[Extracted records]
________________________________________

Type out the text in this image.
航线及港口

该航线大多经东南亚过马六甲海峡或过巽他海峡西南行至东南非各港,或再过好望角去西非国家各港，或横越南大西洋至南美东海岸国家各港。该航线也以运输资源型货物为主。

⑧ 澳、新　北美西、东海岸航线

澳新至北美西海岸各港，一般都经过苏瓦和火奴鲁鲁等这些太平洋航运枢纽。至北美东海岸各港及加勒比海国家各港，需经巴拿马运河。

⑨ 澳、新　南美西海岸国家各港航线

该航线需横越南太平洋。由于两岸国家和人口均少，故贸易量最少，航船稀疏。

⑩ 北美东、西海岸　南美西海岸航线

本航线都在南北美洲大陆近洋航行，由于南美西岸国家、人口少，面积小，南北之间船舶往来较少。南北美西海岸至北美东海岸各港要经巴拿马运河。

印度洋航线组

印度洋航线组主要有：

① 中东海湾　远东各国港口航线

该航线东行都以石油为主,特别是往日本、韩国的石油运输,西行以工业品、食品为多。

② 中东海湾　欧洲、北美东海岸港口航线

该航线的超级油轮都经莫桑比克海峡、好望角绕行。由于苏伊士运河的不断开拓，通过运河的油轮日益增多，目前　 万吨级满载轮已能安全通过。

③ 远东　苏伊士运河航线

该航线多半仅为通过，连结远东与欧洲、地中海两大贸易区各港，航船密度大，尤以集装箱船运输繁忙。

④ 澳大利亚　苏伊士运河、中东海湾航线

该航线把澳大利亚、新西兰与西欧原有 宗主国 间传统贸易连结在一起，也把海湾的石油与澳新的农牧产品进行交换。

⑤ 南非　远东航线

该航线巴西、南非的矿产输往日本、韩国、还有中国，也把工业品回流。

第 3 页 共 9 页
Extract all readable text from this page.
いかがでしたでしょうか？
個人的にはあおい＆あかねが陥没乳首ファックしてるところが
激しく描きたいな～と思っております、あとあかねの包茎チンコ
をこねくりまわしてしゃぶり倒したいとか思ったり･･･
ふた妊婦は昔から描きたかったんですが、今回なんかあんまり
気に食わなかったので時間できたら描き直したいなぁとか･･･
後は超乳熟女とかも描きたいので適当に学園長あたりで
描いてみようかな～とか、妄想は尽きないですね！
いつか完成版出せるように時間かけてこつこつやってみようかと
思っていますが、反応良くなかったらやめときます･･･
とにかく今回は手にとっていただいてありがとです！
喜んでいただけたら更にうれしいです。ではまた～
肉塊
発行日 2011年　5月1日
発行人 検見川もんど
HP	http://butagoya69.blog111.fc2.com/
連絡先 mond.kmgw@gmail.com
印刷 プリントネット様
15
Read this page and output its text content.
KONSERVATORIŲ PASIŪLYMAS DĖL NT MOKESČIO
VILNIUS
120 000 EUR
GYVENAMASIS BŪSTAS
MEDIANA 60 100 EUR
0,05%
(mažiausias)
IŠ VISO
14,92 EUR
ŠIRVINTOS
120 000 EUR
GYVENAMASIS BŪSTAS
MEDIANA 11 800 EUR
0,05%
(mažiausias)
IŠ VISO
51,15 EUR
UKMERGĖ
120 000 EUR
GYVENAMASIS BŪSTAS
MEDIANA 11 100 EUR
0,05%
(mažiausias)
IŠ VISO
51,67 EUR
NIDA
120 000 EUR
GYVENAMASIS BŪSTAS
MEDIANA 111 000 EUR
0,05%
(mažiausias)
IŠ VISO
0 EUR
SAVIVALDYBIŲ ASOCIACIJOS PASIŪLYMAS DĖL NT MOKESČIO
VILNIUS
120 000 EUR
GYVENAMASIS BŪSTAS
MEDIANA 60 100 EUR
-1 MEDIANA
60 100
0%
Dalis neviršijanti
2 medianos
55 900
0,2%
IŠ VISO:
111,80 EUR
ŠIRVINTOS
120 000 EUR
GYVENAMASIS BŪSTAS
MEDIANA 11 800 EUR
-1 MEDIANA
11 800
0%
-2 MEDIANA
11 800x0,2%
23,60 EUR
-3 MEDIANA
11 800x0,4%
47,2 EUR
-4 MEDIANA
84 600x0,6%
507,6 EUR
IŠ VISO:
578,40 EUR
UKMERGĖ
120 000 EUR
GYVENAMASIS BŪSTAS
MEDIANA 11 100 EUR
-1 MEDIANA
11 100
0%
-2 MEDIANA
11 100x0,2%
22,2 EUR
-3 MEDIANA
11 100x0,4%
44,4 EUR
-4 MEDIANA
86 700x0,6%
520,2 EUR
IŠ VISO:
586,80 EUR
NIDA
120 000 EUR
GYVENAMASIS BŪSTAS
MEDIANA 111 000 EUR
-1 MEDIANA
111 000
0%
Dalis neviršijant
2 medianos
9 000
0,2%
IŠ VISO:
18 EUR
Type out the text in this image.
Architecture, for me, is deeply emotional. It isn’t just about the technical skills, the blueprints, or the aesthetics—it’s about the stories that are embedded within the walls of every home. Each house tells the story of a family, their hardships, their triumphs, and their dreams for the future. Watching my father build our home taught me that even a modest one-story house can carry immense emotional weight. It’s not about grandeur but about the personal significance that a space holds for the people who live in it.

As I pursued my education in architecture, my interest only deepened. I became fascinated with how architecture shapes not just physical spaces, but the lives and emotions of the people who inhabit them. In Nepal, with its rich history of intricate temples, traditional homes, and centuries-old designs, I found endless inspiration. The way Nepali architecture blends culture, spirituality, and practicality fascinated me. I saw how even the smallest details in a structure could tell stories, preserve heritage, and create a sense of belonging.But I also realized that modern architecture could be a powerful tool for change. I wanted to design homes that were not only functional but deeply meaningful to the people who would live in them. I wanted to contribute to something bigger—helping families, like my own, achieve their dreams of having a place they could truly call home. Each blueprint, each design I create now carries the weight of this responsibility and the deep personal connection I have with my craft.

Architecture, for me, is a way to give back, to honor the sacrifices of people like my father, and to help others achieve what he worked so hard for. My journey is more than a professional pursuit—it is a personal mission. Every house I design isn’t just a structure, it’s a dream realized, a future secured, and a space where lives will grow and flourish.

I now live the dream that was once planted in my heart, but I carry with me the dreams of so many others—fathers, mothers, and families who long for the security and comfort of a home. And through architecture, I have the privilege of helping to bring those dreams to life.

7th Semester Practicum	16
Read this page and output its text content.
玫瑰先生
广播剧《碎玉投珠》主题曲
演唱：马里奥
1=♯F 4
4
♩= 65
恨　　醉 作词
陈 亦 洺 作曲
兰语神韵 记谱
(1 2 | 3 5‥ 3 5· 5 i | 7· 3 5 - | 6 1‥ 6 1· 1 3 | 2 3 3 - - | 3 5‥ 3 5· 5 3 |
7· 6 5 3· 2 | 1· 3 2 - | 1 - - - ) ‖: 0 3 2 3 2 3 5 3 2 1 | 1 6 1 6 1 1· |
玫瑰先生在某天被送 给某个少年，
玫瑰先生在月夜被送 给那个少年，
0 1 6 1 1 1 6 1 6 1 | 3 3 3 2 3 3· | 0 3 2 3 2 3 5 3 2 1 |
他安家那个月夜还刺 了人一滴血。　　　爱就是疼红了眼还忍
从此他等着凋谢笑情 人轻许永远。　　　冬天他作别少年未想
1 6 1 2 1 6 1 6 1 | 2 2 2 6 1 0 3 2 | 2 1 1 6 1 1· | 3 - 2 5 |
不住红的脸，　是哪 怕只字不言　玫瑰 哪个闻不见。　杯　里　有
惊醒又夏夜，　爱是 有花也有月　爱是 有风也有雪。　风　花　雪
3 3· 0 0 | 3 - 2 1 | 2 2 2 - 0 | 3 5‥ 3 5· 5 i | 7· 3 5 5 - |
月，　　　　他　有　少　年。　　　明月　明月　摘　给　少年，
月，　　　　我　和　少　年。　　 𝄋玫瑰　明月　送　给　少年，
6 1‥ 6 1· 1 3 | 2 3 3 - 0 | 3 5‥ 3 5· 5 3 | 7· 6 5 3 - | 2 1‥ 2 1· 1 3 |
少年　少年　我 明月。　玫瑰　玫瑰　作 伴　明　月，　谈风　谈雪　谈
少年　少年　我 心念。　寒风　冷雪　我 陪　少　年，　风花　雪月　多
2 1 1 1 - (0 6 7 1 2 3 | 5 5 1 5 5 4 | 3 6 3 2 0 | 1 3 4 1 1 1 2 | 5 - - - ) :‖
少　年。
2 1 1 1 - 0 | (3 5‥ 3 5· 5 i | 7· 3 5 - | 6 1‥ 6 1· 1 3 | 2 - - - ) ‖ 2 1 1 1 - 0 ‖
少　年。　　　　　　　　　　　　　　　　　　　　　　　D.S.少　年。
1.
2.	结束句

________________________________________

• Requirements:
Read the data above. Pull out each line in which the string "Dalis" appears.

• Reply to the exercise:
Dalis neviršijanti
Dalis neviršijant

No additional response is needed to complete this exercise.